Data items
____

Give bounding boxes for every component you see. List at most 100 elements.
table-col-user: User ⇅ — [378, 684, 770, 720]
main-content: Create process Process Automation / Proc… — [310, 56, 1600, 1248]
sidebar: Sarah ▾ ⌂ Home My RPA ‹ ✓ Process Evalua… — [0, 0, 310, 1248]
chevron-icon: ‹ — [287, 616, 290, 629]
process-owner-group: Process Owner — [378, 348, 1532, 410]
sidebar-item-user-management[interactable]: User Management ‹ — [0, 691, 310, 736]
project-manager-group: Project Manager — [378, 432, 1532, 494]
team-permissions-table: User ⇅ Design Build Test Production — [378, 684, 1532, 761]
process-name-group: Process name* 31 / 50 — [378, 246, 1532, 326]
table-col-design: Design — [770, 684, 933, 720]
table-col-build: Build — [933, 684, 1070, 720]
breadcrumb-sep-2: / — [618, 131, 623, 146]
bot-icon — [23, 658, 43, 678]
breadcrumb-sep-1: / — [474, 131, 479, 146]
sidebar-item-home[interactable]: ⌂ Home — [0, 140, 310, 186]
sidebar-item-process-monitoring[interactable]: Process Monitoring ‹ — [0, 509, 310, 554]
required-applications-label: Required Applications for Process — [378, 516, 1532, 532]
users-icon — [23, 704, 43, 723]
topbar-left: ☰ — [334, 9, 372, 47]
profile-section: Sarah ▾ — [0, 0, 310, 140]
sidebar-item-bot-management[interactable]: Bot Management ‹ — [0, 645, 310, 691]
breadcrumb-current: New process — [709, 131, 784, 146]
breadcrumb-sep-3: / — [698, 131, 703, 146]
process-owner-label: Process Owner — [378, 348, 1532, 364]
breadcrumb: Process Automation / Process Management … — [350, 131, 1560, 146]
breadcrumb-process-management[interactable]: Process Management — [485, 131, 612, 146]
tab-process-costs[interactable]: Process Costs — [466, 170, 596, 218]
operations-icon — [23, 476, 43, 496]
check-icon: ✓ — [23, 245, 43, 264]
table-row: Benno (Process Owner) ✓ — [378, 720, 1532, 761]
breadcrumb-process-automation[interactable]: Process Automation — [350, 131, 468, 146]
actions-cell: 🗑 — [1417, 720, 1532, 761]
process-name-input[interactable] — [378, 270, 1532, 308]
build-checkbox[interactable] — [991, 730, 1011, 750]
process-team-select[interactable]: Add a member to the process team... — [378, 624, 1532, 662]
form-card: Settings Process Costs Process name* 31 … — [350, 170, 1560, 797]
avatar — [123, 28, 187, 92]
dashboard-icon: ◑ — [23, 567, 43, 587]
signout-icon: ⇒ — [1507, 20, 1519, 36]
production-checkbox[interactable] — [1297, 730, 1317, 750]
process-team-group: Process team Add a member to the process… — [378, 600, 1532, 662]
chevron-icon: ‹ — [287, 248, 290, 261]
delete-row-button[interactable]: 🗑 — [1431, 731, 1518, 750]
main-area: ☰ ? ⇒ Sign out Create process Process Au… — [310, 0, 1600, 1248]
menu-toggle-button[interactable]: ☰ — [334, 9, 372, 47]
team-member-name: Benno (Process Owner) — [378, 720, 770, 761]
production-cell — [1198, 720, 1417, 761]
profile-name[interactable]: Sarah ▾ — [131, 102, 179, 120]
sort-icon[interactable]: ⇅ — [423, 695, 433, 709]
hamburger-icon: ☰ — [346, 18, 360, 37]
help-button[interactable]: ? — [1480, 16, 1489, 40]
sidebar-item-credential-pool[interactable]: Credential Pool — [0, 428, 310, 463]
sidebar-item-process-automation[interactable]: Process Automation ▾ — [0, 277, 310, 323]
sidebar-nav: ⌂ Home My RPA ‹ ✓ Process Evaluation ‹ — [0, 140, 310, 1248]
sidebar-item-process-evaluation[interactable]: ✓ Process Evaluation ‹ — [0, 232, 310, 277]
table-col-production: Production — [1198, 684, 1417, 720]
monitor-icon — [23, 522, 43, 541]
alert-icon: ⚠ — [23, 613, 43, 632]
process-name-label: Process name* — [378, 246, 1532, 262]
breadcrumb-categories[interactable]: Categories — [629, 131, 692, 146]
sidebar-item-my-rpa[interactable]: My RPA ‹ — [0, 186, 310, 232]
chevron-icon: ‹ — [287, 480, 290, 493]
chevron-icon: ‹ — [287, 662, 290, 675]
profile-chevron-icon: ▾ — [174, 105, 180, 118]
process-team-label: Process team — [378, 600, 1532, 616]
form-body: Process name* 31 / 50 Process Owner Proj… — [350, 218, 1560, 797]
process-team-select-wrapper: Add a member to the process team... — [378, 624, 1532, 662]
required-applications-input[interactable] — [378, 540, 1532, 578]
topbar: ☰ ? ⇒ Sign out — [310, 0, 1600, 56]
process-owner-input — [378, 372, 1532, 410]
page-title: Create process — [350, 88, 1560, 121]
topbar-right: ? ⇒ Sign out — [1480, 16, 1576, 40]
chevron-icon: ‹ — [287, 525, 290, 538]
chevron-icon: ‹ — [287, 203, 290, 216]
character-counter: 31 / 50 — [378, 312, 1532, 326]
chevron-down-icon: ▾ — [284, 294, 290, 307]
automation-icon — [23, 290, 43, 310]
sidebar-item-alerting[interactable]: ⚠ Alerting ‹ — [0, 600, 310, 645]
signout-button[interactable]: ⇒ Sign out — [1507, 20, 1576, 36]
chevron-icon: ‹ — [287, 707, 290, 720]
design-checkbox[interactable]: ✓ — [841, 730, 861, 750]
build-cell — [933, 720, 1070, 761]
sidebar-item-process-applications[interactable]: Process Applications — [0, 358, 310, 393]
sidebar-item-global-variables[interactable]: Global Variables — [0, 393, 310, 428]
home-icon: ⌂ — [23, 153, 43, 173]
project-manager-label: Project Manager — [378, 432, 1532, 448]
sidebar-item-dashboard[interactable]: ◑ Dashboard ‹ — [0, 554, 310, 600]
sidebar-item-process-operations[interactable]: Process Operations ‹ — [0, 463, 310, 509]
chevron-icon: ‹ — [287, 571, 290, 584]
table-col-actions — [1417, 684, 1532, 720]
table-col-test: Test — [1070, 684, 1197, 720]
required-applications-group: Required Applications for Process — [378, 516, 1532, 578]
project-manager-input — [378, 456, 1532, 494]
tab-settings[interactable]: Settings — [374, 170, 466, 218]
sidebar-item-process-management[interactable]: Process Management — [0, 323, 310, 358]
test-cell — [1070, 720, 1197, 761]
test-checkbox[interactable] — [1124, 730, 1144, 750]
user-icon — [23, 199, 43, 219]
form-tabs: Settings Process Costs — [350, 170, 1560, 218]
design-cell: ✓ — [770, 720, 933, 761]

____

Please copy the lines verbatim from the start of the records through the line containing "breadcrumb: Process Automation", inclusive.

- TASK SOLUTION:
Give bounding boxes for every component you see. List at most 100 elements.
table-col-user: User ⇅ — [378, 684, 770, 720]
main-content: Create process Process Automation / Proc… — [310, 56, 1600, 1248]
sidebar: Sarah ▾ ⌂ Home My RPA ‹ ✓ Process Evalua… — [0, 0, 310, 1248]
chevron-icon: ‹ — [287, 616, 290, 629]
process-owner-group: Process Owner — [378, 348, 1532, 410]
sidebar-item-user-management[interactable]: User Management ‹ — [0, 691, 310, 736]
project-manager-group: Project Manager — [378, 432, 1532, 494]
team-permissions-table: User ⇅ Design Build Test Production — [378, 684, 1532, 761]
process-name-group: Process name* 31 / 50 — [378, 246, 1532, 326]
table-col-design: Design — [770, 684, 933, 720]
table-col-build: Build — [933, 684, 1070, 720]
breadcrumb-sep-2: / — [618, 131, 623, 146]
bot-icon — [23, 658, 43, 678]
breadcrumb-sep-1: / — [474, 131, 479, 146]
sidebar-item-home[interactable]: ⌂ Home — [0, 140, 310, 186]
sidebar-item-process-monitoring[interactable]: Process Monitoring ‹ — [0, 509, 310, 554]
required-applications-label: Required Applications for Process — [378, 516, 1532, 532]
users-icon — [23, 704, 43, 723]
topbar-left: ☰ — [334, 9, 372, 47]
profile-section: Sarah ▾ — [0, 0, 310, 140]
sidebar-item-bot-management[interactable]: Bot Management ‹ — [0, 645, 310, 691]
breadcrumb-current: New process — [709, 131, 784, 146]
breadcrumb-sep-3: / — [698, 131, 703, 146]
process-owner-label: Process Owner — [378, 348, 1532, 364]
breadcrumb: Process Automation / Process Management … — [350, 131, 1560, 146]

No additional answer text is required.